(Structured figure records)
────

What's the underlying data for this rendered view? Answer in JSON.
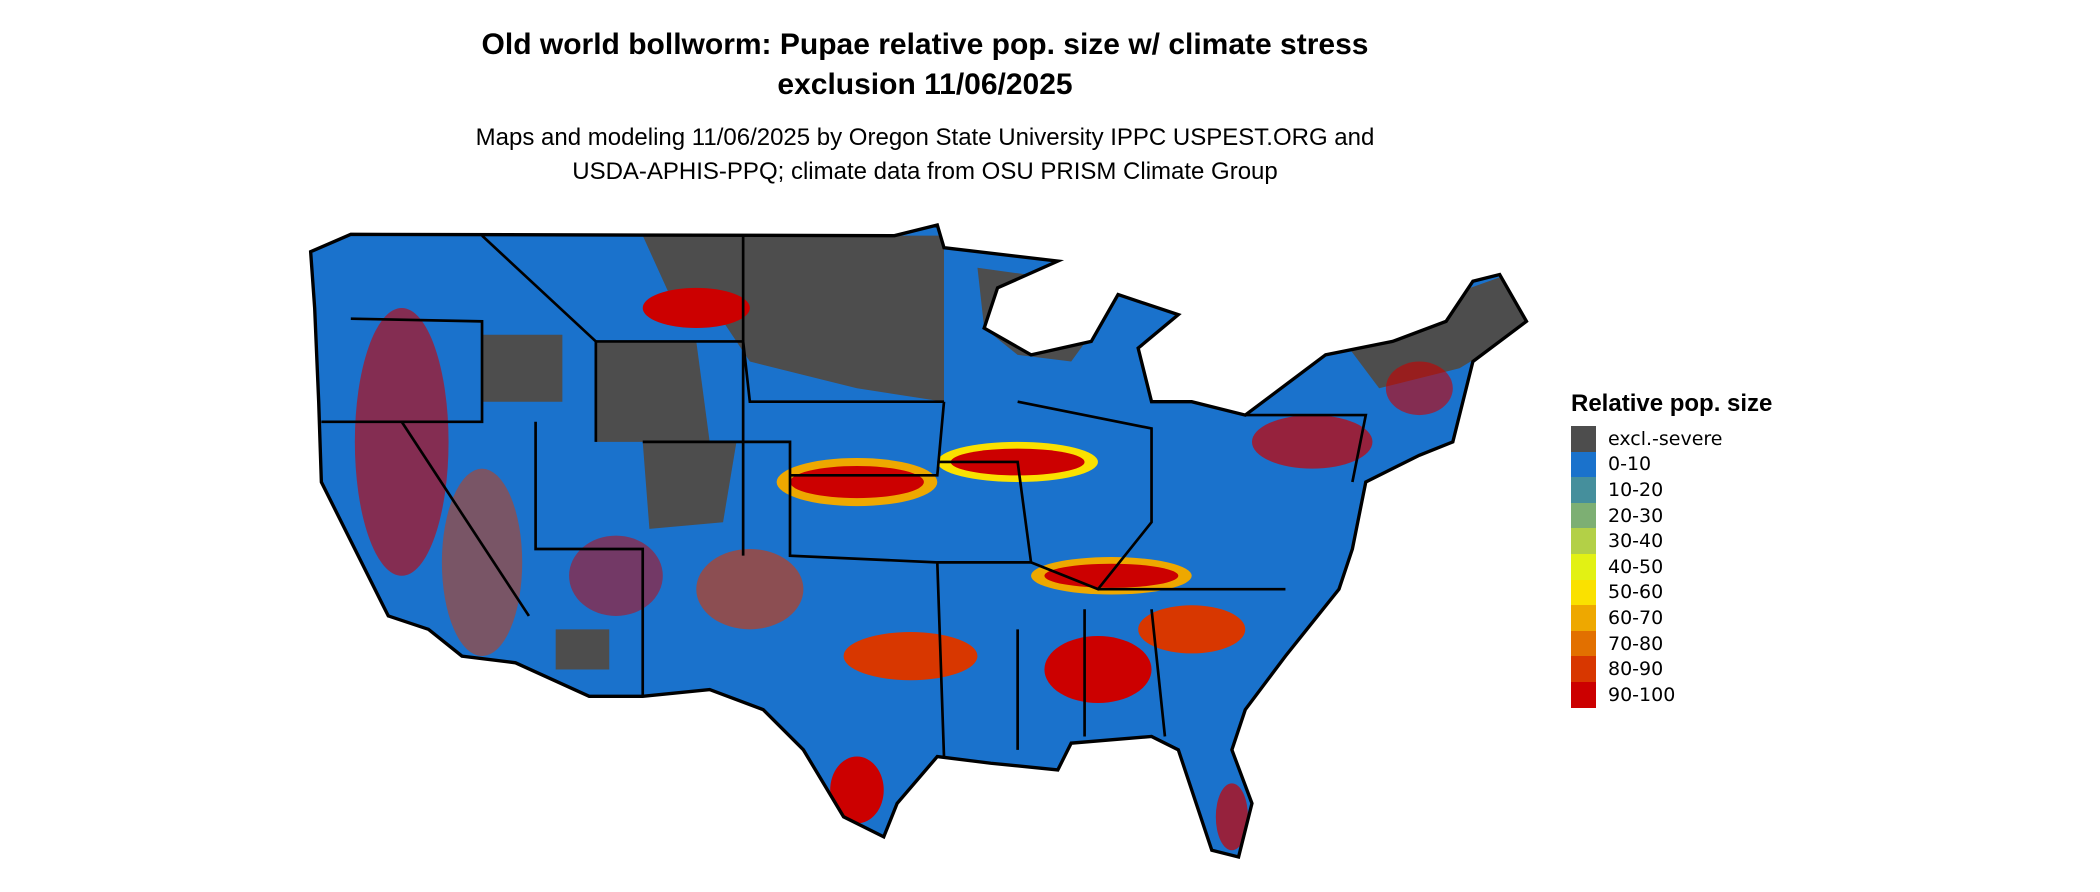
{
  "title_line1": "Old world bollworm: Pupae relative pop. size w/ climate stress",
  "title_line2": "exclusion 11/06/2025",
  "subtitle_line1": "Maps and modeling 11/06/2025 by Oregon State University IPPC USPEST.ORG and",
  "subtitle_line2": "USDA-APHIS-PPQ; climate data from OSU PRISM Climate Group",
  "legend": {
    "title": "Relative pop. size",
    "items": [
      {
        "label": "excl.-severe",
        "color": "#4d4d4d"
      },
      {
        "label": "0-10",
        "color": "#1a72cc"
      },
      {
        "label": "10-20",
        "color": "#458f9c"
      },
      {
        "label": "20-30",
        "color": "#7daf73"
      },
      {
        "label": "30-40",
        "color": "#b3d047"
      },
      {
        "label": "40-50",
        "color": "#e2f114"
      },
      {
        "label": "50-60",
        "color": "#fae100"
      },
      {
        "label": "60-70",
        "color": "#eea800"
      },
      {
        "label": "70-80",
        "color": "#e27000"
      },
      {
        "label": "80-90",
        "color": "#d83700"
      },
      {
        "label": "90-100",
        "color": "#cc0000"
      }
    ]
  }
}
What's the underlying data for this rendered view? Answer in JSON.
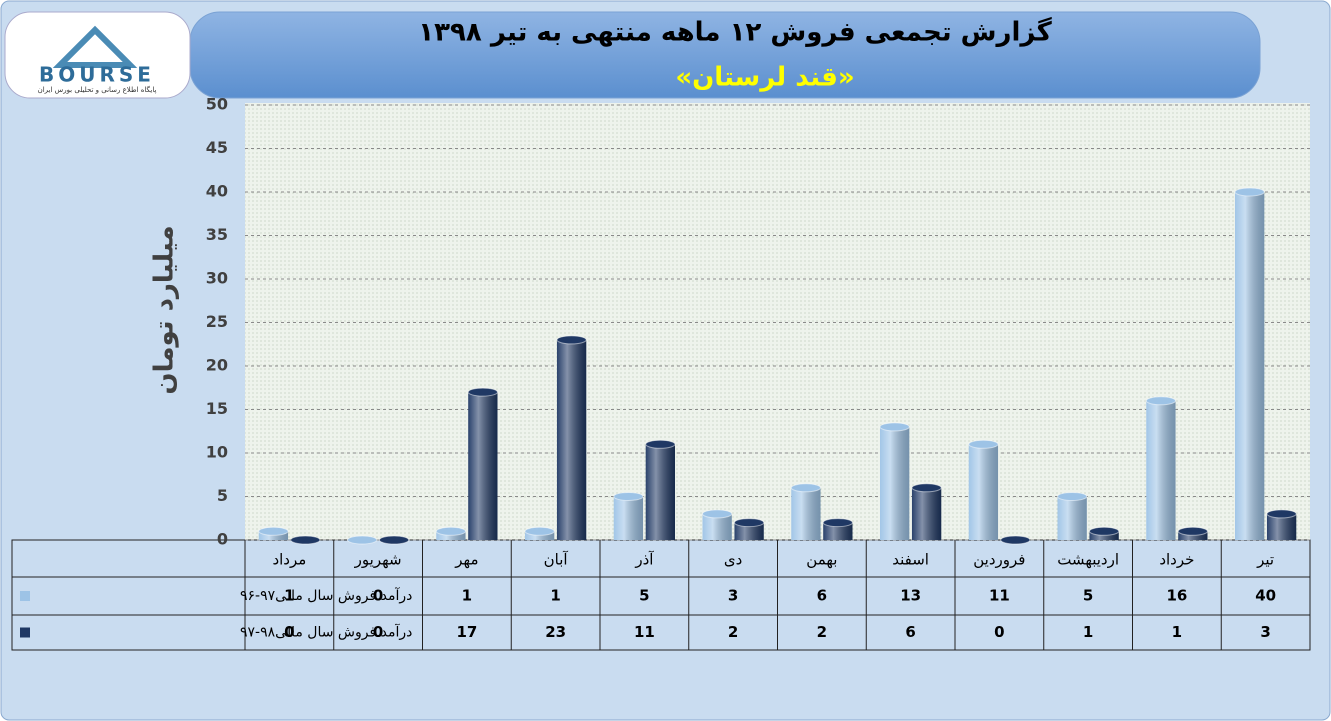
{
  "logo": {
    "name": "BOURSE",
    "tagline": "پایگاه اطلاع رسانی و تحلیلی بورس ایران"
  },
  "chart_data": {
    "type": "bar",
    "title": "گزارش تجمعی فروش ۱۲ ماهه منتهی به تیر ۱۳۹۸",
    "subtitle": "«قند لرستان»",
    "y_label": "میلیارد تومان",
    "categories": [
      "مرداد",
      "شهریور",
      "مهر",
      "آبان",
      "آذر",
      "دی",
      "بهمن",
      "اسفند",
      "فروردین",
      "اردیبهشت",
      "خرداد",
      "تیر"
    ],
    "series": [
      {
        "name": "درآمد فروش سال مالی۹۷-۹۶",
        "color": "#9dc3e6",
        "values": [
          1,
          0,
          1,
          1,
          5,
          3,
          6,
          13,
          11,
          5,
          16,
          40
        ]
      },
      {
        "name": "درآمد فروش سال مالی۹۸-۹۷",
        "color": "#1f3864",
        "values": [
          0,
          0,
          17,
          23,
          11,
          2,
          2,
          6,
          0,
          1,
          1,
          3
        ]
      }
    ],
    "ylim": [
      0,
      50
    ],
    "yticks": [
      0,
      5,
      10,
      15,
      20,
      25,
      30,
      35,
      40,
      45,
      50
    ],
    "grid": true
  }
}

────

#### [PROBLEM REQUIREMENTS]
Show the lines of the records that include the string "name".

#### [COMPLETED EXERCISE]
    "name": "BOURSE",
        "name": "درآمد فروش سال مالی۹۷-۹۶",
        "name": "درآمد فروش سال مالی۹۸-۹۷",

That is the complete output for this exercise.